**WHAT IS NEEDED:**
Only the pictures stay out; every record is to be quoted exactly.

**DATASET EXCERPTS:**
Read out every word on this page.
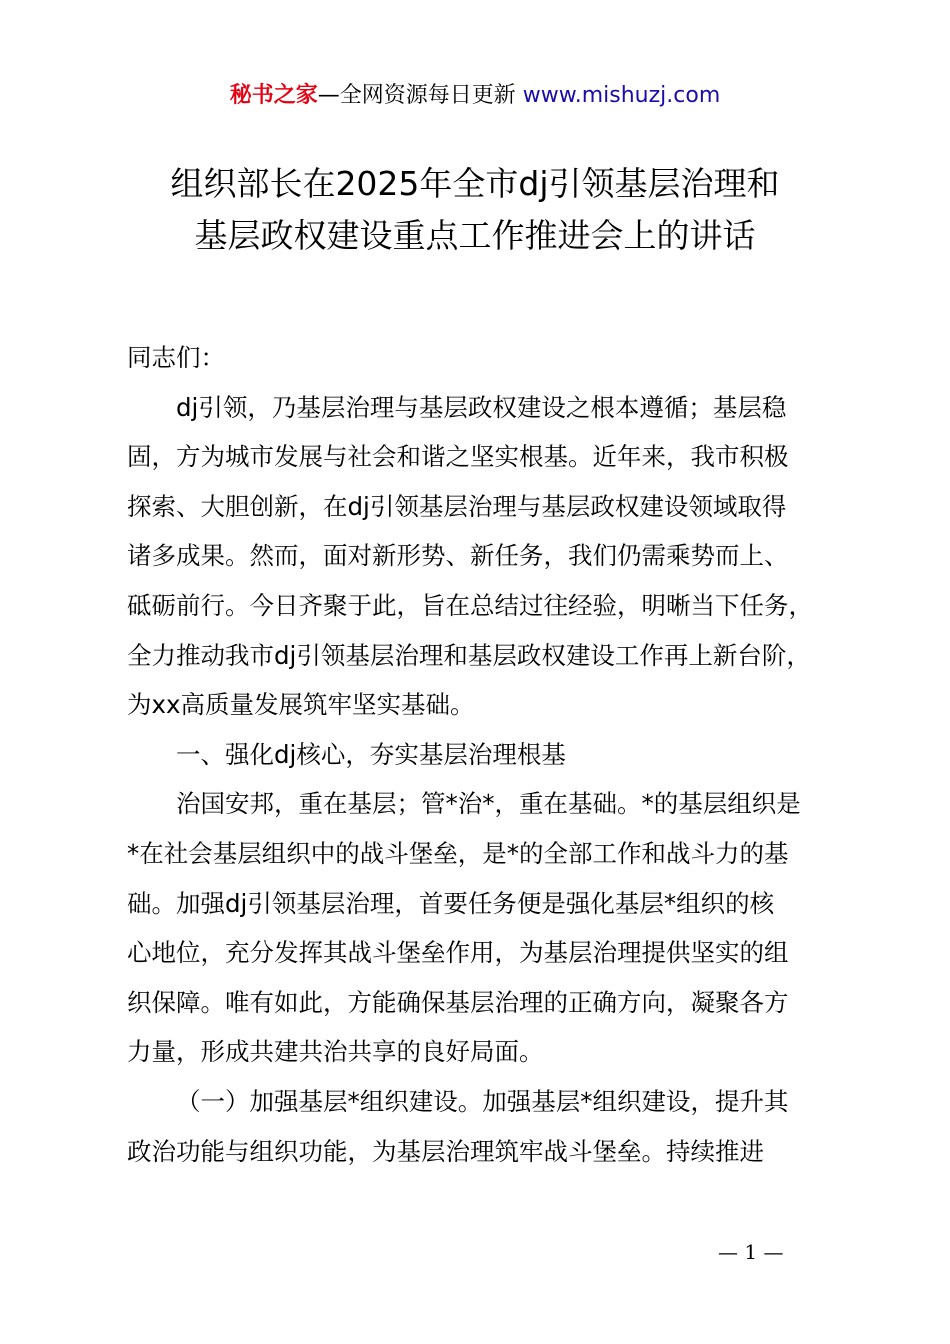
秘书之家—全网资源每日更新 www.mishuzj.com
组织部长在2025年全市dj引领基层治理和
基层政权建设重点工作推进会上的讲话
同志们：
dj引领，乃基层治理与基层政权建设之根本遵循；基层稳
固，方为城市发展与社会和谐之坚实根基。近年来，我市积极
探索、大胆创新，在dj引领基层治理与基层政权建设领域取得
诸多成果。然而，面对新形势、新任务，我们仍需乘势而上、
砥砺前行。今日齐聚于此，旨在总结过往经验，明晰当下任务，
全力推动我市dj引领基层治理和基层政权建设工作再上新台阶，
为xx高质量发展筑牢坚实基础。
一、强化dj核心，夯实基层治理根基
治国安邦，重在基层；管*治*，重在基础。*的基层组织是
*在社会基层组织中的战斗堡垒，是*的全部工作和战斗力的基
础。加强dj引领基层治理，首要任务便是强化基层*组织的核
心地位，充分发挥其战斗堡垒作用，为基层治理提供坚实的组
织保障。唯有如此，方能确保基层治理的正确方向，凝聚各方
力量，形成共建共治共享的良好局面。
（一）加强基层*组织建设。加强基层*组织建设，提升其
政治功能与组织功能，为基层治理筑牢战斗堡垒。持续推进
— 1 —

**SOLUTION FOR THIS EXERCISE:**
Read out every word on this page.
秘书之家—全网资源每日更新 www.mishuzj.com
组织部长在2025年全市dj引领基层治理和
基层政权建设重点工作推进会上的讲话
同志们：
dj引领，乃基层治理与基层政权建设之根本遵循；基层稳
固，方为城市发展与社会和谐之坚实根基。近年来，我市积极
探索、大胆创新，在dj引领基层治理与基层政权建设领域取得
诸多成果。然而，面对新形势、新任务，我们仍需乘势而上、
砥砺前行。今日齐聚于此，旨在总结过往经验，明晰当下任务，
全力推动我市dj引领基层治理和基层政权建设工作再上新台阶，
为xx高质量发展筑牢坚实基础。
一、强化dj核心，夯实基层治理根基
治国安邦，重在基层；管*治*，重在基础。*的基层组织是
*在社会基层组织中的战斗堡垒，是*的全部工作和战斗力的基
础。加强dj引领基层治理，首要任务便是强化基层*组织的核
心地位，充分发挥其战斗堡垒作用，为基层治理提供坚实的组
织保障。唯有如此，方能确保基层治理的正确方向，凝聚各方
力量，形成共建共治共享的良好局面。
（一）加强基层*组织建设。加强基层*组织建设，提升其
政治功能与组织功能，为基层治理筑牢战斗堡垒。持续推进
— 1 —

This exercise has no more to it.